> Items listed in a dataset
#####
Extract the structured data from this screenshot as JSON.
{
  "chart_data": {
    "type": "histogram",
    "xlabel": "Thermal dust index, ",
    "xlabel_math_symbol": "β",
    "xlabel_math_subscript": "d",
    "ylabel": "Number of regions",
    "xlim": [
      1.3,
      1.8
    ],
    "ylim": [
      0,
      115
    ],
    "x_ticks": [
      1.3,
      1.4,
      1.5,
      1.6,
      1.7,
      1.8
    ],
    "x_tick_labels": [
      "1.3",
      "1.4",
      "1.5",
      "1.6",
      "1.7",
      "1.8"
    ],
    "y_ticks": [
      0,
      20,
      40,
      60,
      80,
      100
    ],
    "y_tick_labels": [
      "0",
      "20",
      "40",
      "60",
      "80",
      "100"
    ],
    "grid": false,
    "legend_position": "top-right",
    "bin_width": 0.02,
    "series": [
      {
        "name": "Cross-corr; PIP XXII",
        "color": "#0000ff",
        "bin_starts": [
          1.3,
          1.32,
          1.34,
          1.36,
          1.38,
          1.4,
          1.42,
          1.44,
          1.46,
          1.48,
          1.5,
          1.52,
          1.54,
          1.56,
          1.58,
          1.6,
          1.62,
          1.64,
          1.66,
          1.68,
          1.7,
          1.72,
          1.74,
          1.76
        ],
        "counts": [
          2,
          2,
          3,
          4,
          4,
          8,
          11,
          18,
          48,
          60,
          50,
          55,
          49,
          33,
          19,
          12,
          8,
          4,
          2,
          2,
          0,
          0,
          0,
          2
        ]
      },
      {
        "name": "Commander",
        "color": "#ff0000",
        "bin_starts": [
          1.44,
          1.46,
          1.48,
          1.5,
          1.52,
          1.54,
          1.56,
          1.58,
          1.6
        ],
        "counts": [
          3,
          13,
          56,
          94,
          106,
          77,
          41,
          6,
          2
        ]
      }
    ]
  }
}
#####
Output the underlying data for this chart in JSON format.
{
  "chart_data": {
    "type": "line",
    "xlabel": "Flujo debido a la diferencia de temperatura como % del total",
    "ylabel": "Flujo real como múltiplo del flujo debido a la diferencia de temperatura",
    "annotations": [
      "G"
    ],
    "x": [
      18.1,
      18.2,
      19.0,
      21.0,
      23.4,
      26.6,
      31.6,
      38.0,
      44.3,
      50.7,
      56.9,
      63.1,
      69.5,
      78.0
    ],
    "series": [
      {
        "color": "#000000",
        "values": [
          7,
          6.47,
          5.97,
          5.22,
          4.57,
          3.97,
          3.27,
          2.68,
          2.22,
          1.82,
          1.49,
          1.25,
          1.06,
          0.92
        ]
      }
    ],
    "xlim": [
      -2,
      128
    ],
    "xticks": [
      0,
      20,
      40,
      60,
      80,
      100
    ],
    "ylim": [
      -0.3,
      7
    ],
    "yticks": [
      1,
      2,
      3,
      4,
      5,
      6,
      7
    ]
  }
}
#####
> Description of the task
Scan the material above. Copy each line that holds the word "diferencia".

> Solution to the problem
    "xlabel": "Flujo debido a la diferencia de temperatura como % del total",
    "ylabel": "Flujo real como múltiplo del flujo debido a la diferencia de temperatura",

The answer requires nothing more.